### SET PROBLEM:
Show only lines that include "определяют".

(Lines of data)
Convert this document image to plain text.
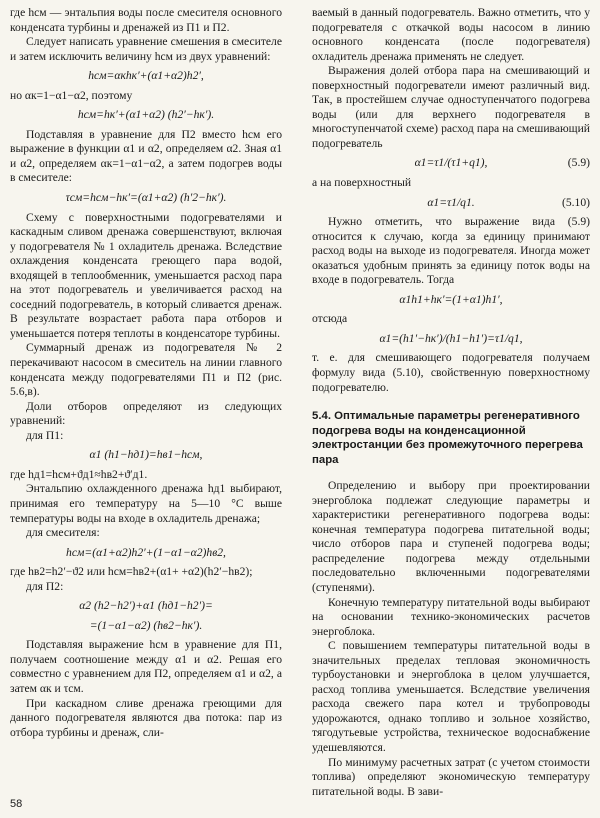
где hсм — энтальпия воды после смесителя основного конденсата турбины и дренажей из П1 и П2.

Следует написать уравнение смешения в смесителе и затем исключить величину hсм из двух уравнений:

hсм=αкhк′+(α1+α2)h2′,

но αк=1−α1−α2, поэтому

hсм=hк′+(α1+α2) (h2′−hк′).

Подставляя в уравнение для П2 вместо hсм его выражение в функции α1 и α2, определяем α2. Зная α1 и α2, определяем αк=1−α1−α2, а затем подогрев воды в смесителе:

τсм=hсм−hк′=(α1+α2) (h′2−hк′).

Схему с поверхностными подогревателями и каскадным сливом дренажа совершенствуют, включая у подогревателя № 1 охладитель дренажа. Вследствие охлаждения конденсата греющего пара водой, входящей в теплообменник, уменьшается расход пара на этот подогреватель и увеличивается расход на соседний подогреватель, в который сливается дренаж. В результате возрастает работа пара отборов и уменьшается потеря теплоты в конденсаторе турбины.

Суммарный дренаж из подогревателя № 2 перекачивают насосом в смеситель на линии главного конденсата между подогревателями П1 и П2 (рис. 5.6,в).

Доли отборов определяют из следующих уравнений:

для П1:

α1 (h1−hд1)=hв1−hсм,

где hд1=hсм+ϑд1≈hв2+ϑ′д1.

Энтальпию охлажденного дренажа hд1 выбирают, принимая его температуру на 5—10 °С выше температуры воды на входе в охладитель дренажа;

для смесителя:

hсм=(α1+α2)h2′+(1−α1−α2)hв2,

где hв2=h2′−ϑ2 или hсм=hв2+(α1+ +α2)(h2′−hв2);

для П2:

α2 (h2−h2′)+α1 (hд1−h2′)=
=(1−α1−α2) (hв2−hк′).

Подставляя выражение hсм в уравнение для П1, получаем соотношение между α1 и α2. Решая его совместно с уравнением для П2, определяем α1 и α2, а затем αк и τсм.

При каскадном сливе дренажа греющими для данного подогревателя являются два потока: пар из отбора турбины и дренаж, сли-

ваемый в данный подогреватель. Важно отметить, что у подогревателя с откачкой воды насосом в линию основного конденсата (после подогревателя) охладитель дренажа применять не следует.

Выражения долей отбора пара на смешивающий и поверхностный подогреватели имеют различный вид. Так, в простейшем случае одноступенчатого подогрева воды (или для верхнего подогревателя в многоступенчатой схеме) расход пара на смешивающий подогреватель

α1=τ1/(τ1+q1),	(5.9)

а на поверхностный

α1=τ1/q1.	(5.10)

Нужно отметить, что выражение вида (5.9) относится к случаю, когда за единицу принимают расход воды на выходе из подогревателя. Иногда может оказаться удобным принять за единицу поток воды на входе в подогреватель. Тогда

α1h1+hк′=(1+α1)h1′,

отсюда

α1=(h1′−hк′)/(h1−h1′)=τ1/q1,

т. е. для смешивающего подогревателя получаем формулу вида (5.10), свойственную поверхностному подогревателю.

5.4. Оптимальные параметры регенеративного подогрева воды на конденсационной электростанции без промежуточного перегрева пара

Определению и выбору при проектировании энергоблока подлежат следующие параметры и характеристики регенеративного подогрева воды: конечная температура подогрева питательной воды; число отборов пара и ступеней подогрева воды; распределение подогрева между отдельными последовательно включенными подогревателями (ступенями).

Конечную температуру питательной воды выбирают на основании технико-экономических расчетов энергоблока.

С повышением температуры питательной воды в значительных пределах тепловая экономичность турбоустановки и энергоблока в целом улучшается, расход топлива уменьшается. Вследствие увеличения расхода свежего пара котел и трубопроводы удорожаются, однако топливо и зольное хозяйство, тягодутьевые устройства, техническое водоснабжение удешевляются.

По минимуму расчетных затрат (с учетом стоимости топлива) определяют экономическую температуру питательной воды. В зави-

58
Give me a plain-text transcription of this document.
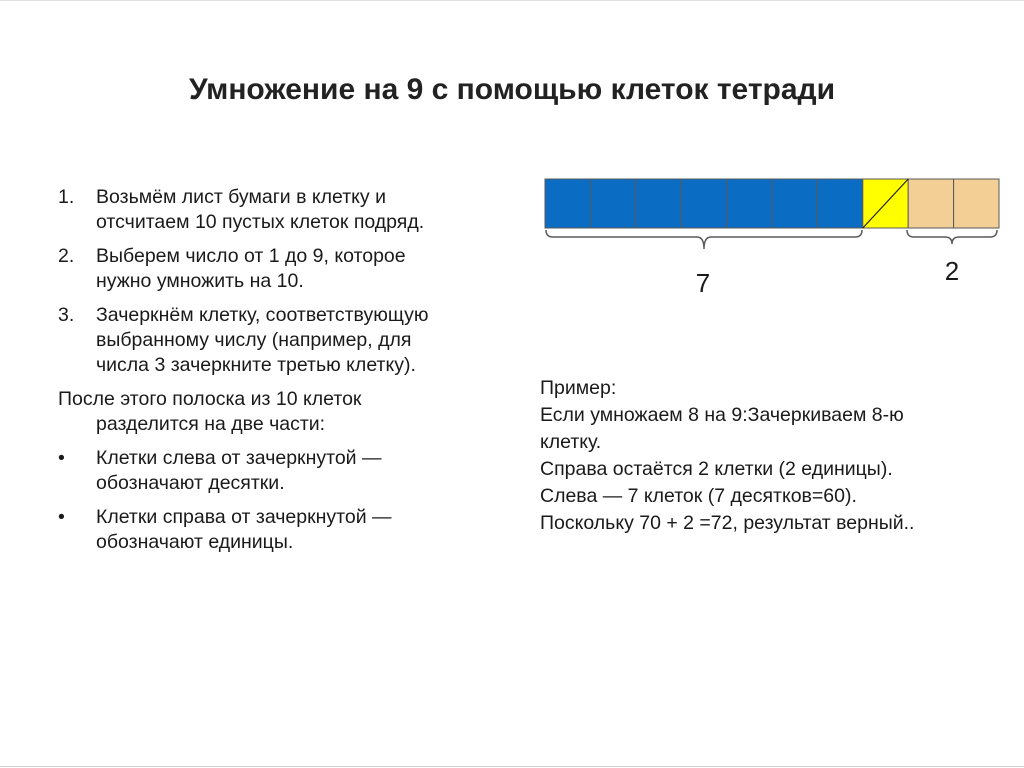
Умножение на 9 с помощью клеток тетради
1. Возьмём лист бумаги в клетку и
отсчитаем 10 пустых клеток подряд.
2. Выберем число от 1 до 9, которое
нужно умножить на 10.
3. Зачеркнём клетку, соответствующую
выбранному числу (например, для
числа 3 зачеркните третью клетку).
После этого полоска из 10 клеток
разделится на две части:
• Клетки слева от зачеркнутой —
обозначают десятки.
• Клетки справа от зачеркнутой —
обозначают единицы.
7	2
Пример:
Если умножаем 8 на 9:Зачеркиваем 8-ю
клетку.
Справа остаётся 2 клетки (2 единицы).
Слева — 7 клеток (7 десятков=60).
Поскольку 70 + 2 =72, результат верный..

### REPLY TO THE EXERCISE:
Доли отборов определяют из следующих уравнений:
По минимуму расчетных затрат (с учетом стоимости топлива) определяют экономическую температуру питательной воды. В зави-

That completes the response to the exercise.